* TASK DETAILS *
Reproduce the records below in their entirety, character for character.

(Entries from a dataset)
-*-*-

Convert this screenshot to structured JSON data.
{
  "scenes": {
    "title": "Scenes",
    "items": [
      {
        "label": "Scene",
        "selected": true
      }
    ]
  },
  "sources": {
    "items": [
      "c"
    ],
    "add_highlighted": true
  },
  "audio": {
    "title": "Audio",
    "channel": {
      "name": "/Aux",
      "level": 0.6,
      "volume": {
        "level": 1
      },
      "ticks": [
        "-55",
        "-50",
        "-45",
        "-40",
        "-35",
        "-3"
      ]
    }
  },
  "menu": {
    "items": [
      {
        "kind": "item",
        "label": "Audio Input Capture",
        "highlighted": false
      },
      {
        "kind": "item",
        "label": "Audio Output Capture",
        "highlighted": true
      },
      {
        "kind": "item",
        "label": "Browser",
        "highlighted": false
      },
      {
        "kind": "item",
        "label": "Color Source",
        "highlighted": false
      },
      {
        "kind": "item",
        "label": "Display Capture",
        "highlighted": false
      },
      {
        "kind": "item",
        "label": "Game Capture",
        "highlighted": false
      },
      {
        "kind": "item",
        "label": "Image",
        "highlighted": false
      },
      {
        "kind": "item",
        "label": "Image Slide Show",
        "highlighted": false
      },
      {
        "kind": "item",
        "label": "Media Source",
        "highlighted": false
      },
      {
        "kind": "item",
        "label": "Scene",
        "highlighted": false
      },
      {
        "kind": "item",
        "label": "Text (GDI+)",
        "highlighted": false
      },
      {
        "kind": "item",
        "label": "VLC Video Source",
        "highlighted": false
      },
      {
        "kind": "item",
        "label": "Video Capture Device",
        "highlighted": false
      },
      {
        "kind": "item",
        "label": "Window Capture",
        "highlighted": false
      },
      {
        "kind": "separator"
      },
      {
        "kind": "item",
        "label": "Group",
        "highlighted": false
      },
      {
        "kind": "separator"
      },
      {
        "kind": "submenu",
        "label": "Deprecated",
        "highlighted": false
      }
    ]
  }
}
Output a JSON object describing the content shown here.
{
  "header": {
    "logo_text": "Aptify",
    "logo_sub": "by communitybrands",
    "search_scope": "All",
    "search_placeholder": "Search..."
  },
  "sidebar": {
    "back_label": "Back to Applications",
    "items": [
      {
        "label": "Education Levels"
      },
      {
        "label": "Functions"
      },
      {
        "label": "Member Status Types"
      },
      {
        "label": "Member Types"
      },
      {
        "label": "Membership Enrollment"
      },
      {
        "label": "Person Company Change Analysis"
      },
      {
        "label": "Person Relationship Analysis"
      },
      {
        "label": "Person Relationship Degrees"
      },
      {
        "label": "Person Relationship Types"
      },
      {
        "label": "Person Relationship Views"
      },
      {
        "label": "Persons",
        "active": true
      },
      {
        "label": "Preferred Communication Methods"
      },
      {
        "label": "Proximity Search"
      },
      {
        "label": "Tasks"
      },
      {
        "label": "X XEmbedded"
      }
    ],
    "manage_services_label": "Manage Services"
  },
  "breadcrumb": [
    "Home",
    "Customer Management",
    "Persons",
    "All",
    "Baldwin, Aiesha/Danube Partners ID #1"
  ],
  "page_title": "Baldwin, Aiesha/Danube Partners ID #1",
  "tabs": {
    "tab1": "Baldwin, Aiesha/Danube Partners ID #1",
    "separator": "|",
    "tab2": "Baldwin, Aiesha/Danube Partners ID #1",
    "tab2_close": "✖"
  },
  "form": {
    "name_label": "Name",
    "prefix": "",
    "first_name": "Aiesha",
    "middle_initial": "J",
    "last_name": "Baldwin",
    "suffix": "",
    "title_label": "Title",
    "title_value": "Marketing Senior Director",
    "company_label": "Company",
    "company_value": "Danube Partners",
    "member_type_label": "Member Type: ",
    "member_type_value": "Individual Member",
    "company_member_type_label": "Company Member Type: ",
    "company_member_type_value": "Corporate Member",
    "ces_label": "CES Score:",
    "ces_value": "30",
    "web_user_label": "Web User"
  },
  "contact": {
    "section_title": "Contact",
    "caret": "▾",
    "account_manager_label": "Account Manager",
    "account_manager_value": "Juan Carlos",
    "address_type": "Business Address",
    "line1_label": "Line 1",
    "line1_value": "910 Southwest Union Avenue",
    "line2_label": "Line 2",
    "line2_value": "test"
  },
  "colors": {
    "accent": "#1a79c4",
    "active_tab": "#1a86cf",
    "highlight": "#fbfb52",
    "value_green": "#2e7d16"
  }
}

-*-*-

* THE REPLY *
Convert this screenshot to structured JSON data.
{
  "scenes": {
    "title": "Scenes",
    "items": [
      {
        "label": "Scene",
        "selected": true
      }
    ]
  },
  "sources": {
    "items": [
      "c"
    ],
    "add_highlighted": true
  },
  "audio": {
    "title": "Audio",
    "channel": {
      "name": "/Aux",
      "level": 0.6,
      "volume": {
        "level": 1
      },
      "ticks": [
        "-55",
        "-50",
        "-45",
        "-40",
        "-35",
        "-3"
      ]
    }
  },
  "menu": {
    "items": [
      {
        "kind": "item",
        "label": "Audio Input Capture",
        "highlighted": false
      },
      {
        "kind": "item",
        "label": "Audio Output Capture",
        "highlighted": true
      },
      {
        "kind": "item",
        "label": "Browser",
        "highlighted": false
      },
      {
        "kind": "item",
        "label": "Color Source",
        "highlighted": false
      },
      {
        "kind": "item",
        "label": "Display Capture",
        "highlighted": false
      },
      {
        "kind": "item",
        "label": "Game Capture",
        "highlighted": false
      },
      {
        "kind": "item",
        "label": "Image",
        "highlighted": false
      },
      {
        "kind": "item",
        "label": "Image Slide Show",
        "highlighted": false
      },
      {
        "kind": "item",
        "label": "Media Source",
        "highlighted": false
      },
      {
        "kind": "item",
        "label": "Scene",
        "highlighted": false
      },
      {
        "kind": "item",
        "label": "Text (GDI+)",
        "highlighted": false
      },
      {
        "kind": "item",
        "label": "VLC Video Source",
        "highlighted": false
      },
      {
        "kind": "item",
        "label": "Video Capture Device",
        "highlighted": false
      },
      {
        "kind": "item",
        "label": "Window Capture",
        "highlighted": false
      },
      {
        "kind": "separator"
      },
      {
        "kind": "item",
        "label": "Group",
        "highlighted": false
      },
      {
        "kind": "separator"
      },
      {
        "kind": "submenu",
        "label": "Deprecated",
        "highlighted": false
      }
    ]
  }
}
Output a JSON object describing the content shown here.
{
  "header": {
    "logo_text": "Aptify",
    "logo_sub": "by communitybrands",
    "search_scope": "All",
    "search_placeholder": "Search..."
  },
  "sidebar": {
    "back_label": "Back to Applications",
    "items": [
      {
        "label": "Education Levels"
      },
      {
        "label": "Functions"
      },
      {
        "label": "Member Status Types"
      },
      {
        "label": "Member Types"
      },
      {
        "label": "Membership Enrollment"
      },
      {
        "label": "Person Company Change Analysis"
      },
      {
        "label": "Person Relationship Analysis"
      },
      {
        "label": "Person Relationship Degrees"
      },
      {
        "label": "Person Relationship Types"
      },
      {
        "label": "Person Relationship Views"
      },
      {
        "label": "Persons",
        "active": true
      },
      {
        "label": "Preferred Communication Methods"
      },
      {
        "label": "Proximity Search"
      },
      {
        "label": "Tasks"
      },
      {
        "label": "X XEmbedded"
      }
    ],
    "manage_services_label": "Manage Services"
  },
  "breadcrumb": [
    "Home",
    "Customer Management",
    "Persons",
    "All",
    "Baldwin, Aiesha/Danube Partners ID #1"
  ],
  "page_title": "Baldwin, Aiesha/Danube Partners ID #1",
  "tabs": {
    "tab1": "Baldwin, Aiesha/Danube Partners ID #1",
    "separator": "|",
    "tab2": "Baldwin, Aiesha/Danube Partners ID #1",
    "tab2_close": "✖"
  },
  "form": {
    "name_label": "Name",
    "prefix": "",
    "first_name": "Aiesha",
    "middle_initial": "J",
    "last_name": "Baldwin",
    "suffix": "",
    "title_label": "Title",
    "title_value": "Marketing Senior Director",
    "company_label": "Company",
    "company_value": "Danube Partners",
    "member_type_label": "Member Type: ",
    "member_type_value": "Individual Member",
    "company_member_type_label": "Company Member Type: ",
    "company_member_type_value": "Corporate Member",
    "ces_label": "CES Score:",
    "ces_value": "30",
    "web_user_label": "Web User"
  },
  "contact": {
    "section_title": "Contact",
    "caret": "▾",
    "account_manager_label": "Account Manager",
    "account_manager_value": "Juan Carlos",
    "address_type": "Business Address",
    "line1_label": "Line 1",
    "line1_value": "910 Southwest Union Avenue",
    "line2_label": "Line 2",
    "line2_value": "test"
  },
  "colors": {
    "accent": "#1a79c4",
    "active_tab": "#1a86cf",
    "highlight": "#fbfb52",
    "value_green": "#2e7d16"
  }
}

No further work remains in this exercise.